** Problem to work on **
Show all lines that include the string "skórą"; copy each one.

::::

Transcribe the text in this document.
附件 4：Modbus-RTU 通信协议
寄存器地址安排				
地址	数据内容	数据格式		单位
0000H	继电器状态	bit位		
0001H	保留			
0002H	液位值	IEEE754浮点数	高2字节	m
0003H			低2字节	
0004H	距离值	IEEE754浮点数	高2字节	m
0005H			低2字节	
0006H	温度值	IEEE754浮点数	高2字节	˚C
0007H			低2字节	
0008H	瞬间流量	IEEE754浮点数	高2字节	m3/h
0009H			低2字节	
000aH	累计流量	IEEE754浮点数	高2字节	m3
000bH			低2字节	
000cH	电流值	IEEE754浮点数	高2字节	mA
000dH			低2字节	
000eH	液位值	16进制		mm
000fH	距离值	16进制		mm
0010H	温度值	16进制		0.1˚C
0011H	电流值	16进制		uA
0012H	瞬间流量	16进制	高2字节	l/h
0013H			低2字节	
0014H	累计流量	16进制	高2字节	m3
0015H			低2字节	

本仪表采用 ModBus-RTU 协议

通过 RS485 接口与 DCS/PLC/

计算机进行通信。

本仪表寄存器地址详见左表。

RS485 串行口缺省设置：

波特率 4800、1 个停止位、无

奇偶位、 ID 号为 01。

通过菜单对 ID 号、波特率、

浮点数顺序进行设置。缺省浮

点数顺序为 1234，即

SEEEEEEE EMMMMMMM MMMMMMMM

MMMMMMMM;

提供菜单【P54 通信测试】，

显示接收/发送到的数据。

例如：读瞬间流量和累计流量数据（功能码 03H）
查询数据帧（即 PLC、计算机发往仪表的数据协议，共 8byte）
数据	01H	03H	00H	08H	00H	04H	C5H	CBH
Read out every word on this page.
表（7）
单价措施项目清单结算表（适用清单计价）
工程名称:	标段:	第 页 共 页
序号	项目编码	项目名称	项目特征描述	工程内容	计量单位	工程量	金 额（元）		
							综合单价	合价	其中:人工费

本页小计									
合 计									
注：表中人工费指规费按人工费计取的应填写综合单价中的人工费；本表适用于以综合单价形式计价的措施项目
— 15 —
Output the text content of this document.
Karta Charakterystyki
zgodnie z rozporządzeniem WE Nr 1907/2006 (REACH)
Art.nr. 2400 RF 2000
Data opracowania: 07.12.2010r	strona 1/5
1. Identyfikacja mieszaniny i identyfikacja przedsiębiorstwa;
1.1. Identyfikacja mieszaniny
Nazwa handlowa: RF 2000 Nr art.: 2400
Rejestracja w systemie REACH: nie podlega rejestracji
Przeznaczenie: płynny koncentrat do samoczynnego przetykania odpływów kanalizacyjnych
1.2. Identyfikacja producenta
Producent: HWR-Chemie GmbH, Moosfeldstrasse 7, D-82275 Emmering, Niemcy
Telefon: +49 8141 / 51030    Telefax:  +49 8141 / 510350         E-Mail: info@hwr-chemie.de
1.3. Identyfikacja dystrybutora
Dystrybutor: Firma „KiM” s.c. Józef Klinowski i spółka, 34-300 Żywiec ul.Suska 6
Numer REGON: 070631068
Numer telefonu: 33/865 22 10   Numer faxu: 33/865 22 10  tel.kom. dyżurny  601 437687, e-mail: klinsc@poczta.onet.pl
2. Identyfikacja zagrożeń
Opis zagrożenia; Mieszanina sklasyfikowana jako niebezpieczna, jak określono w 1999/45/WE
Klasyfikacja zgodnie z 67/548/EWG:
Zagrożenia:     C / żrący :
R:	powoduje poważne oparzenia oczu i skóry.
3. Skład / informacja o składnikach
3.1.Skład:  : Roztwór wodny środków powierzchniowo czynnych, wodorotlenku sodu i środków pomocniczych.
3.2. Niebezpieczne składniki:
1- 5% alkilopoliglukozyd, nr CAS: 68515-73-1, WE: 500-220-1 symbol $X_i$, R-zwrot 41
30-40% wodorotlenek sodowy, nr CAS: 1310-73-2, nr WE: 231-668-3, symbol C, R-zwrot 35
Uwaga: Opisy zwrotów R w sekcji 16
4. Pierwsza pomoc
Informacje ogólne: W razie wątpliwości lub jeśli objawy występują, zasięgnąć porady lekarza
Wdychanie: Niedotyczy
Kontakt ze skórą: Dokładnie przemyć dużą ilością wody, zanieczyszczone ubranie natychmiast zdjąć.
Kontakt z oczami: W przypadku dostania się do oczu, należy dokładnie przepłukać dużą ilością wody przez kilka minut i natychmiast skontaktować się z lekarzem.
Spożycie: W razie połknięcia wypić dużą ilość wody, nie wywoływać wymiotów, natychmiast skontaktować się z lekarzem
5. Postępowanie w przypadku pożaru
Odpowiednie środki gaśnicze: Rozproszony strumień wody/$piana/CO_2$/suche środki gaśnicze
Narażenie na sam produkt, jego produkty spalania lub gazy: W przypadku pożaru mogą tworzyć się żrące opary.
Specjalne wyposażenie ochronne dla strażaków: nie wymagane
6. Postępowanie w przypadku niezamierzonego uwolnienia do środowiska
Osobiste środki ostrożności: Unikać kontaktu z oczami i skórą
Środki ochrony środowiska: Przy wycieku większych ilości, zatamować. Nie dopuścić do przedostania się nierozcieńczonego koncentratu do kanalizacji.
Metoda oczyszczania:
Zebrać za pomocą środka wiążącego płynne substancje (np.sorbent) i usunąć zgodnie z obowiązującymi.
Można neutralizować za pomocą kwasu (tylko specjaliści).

::::

** Response to the task **
Kontakt ze skórą: Dokładnie przemyć dużą ilością wody, zanieczyszczone ubranie natychmiast zdjąć.
Osobiste środki ostrożności: Unikać kontaktu z oczami i skórą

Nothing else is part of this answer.